# Records for this task:
================================
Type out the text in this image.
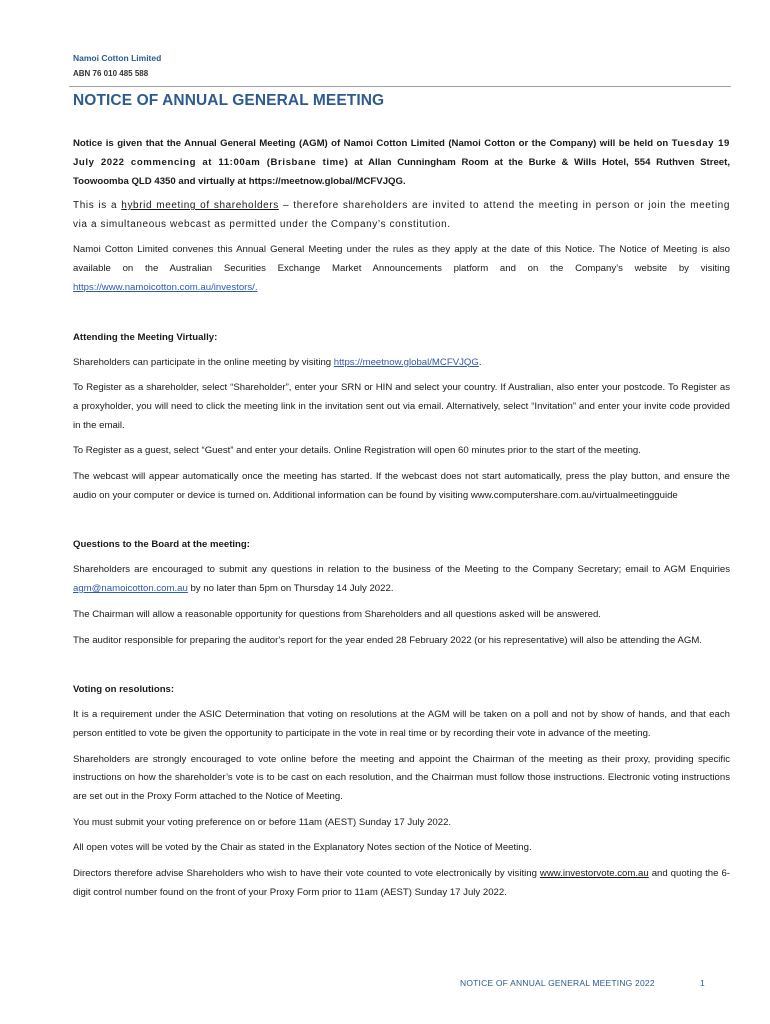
Namoi Cotton Limited
ABN 76 010 485 588
NOTICE OF ANNUAL GENERAL MEETING

Notice is given that the Annual General Meeting (AGM) of Namoi Cotton Limited (Namoi Cotton or the Company) will be held on Tuesday 19 July 2022 commencing at 11:00am (Brisbane time) at Allan Cunningham Room at the Burke & Wills Hotel, 554 Ruthven Street, Toowoomba QLD 4350 and virtually at https://meetnow.global/MCFVJQG.

This is a hybrid meeting of shareholders – therefore shareholders are invited to attend the meeting in person or join the meeting via a simultaneous webcast as permitted under the Company’s constitution.

Namoi Cotton Limited convenes this Annual General Meeting under the rules as they apply at the date of this Notice. The Notice of Meeting is also available on the Australian Securities Exchange Market Announcements platform and on the Company’s website by visiting https://www.namoicotton.com.au/investors/.

Attending the Meeting Virtually:

Shareholders can participate in the online meeting by visiting https://meetnow.global/MCFVJQG.

To Register as a shareholder, select “Shareholder”, enter your SRN or HIN and select your country. If Australian, also enter your postcode. To Register as a proxyholder, you will need to click the meeting link in the invitation sent out via email. Alternatively, select “Invitation” and enter your invite code provided in the email.

To Register as a guest, select “Guest” and enter your details. Online Registration will open 60 minutes prior to the start of the meeting.

The webcast will appear automatically once the meeting has started. If the webcast does not start automatically, press the play button, and ensure the audio on your computer or device is turned on. Additional information can be found by visiting www.computershare.com.au/virtualmeetingguide

Questions to the Board at the meeting:

Shareholders are encouraged to submit any questions in relation to the business of the Meeting to the Company Secretary; email to AGM Enquiries agm@namoicotton.com.au by no later than 5pm on Thursday 14 July 2022.

The Chairman will allow a reasonable opportunity for questions from Shareholders and all questions asked will be answered.

The auditor responsible for preparing the auditor's report for the year ended 28 February 2022 (or his representative) will also be attending the AGM.

Voting on resolutions:

It is a requirement under the ASIC Determination that voting on resolutions at the AGM will be taken on a poll and not by show of hands, and that each person entitled to vote be given the opportunity to participate in the vote in real time or by recording their vote in advance of the meeting.

Shareholders are strongly encouraged to vote online before the meeting and appoint the Chairman of the meeting as their proxy, providing specific instructions on how the shareholder’s vote is to be cast on each resolution, and the Chairman must follow those instructions. Electronic voting instructions are set out in the Proxy Form attached to the Notice of Meeting.

You must submit your voting preference on or before 11am (AEST) Sunday 17 July 2022.

All open votes will be voted by the Chair as stated in the Explanatory Notes section of the Notice of Meeting.

Directors therefore advise Shareholders who wish to have their vote counted to vote electronically by visiting www.investorvote.com.au and quoting the 6-digit control number found on the front of your Proxy Form prior to 11am (AEST) Sunday 17 July 2022.

NOTICE OF ANNUAL GENERAL MEETING 2022	1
================================
# Short problem:
Using the listing above, pick out each line that contains the word "resolutions", then copy it.

# Expected output:
Voting on resolutions:
It is a requirement under the ASIC Determination that voting on resolutions at the AGM will be taken on a poll and not by show of hands, and that each person entitled to vote be given the opportunity to participate in the vote in real time or by recording their vote in advance of the meeting.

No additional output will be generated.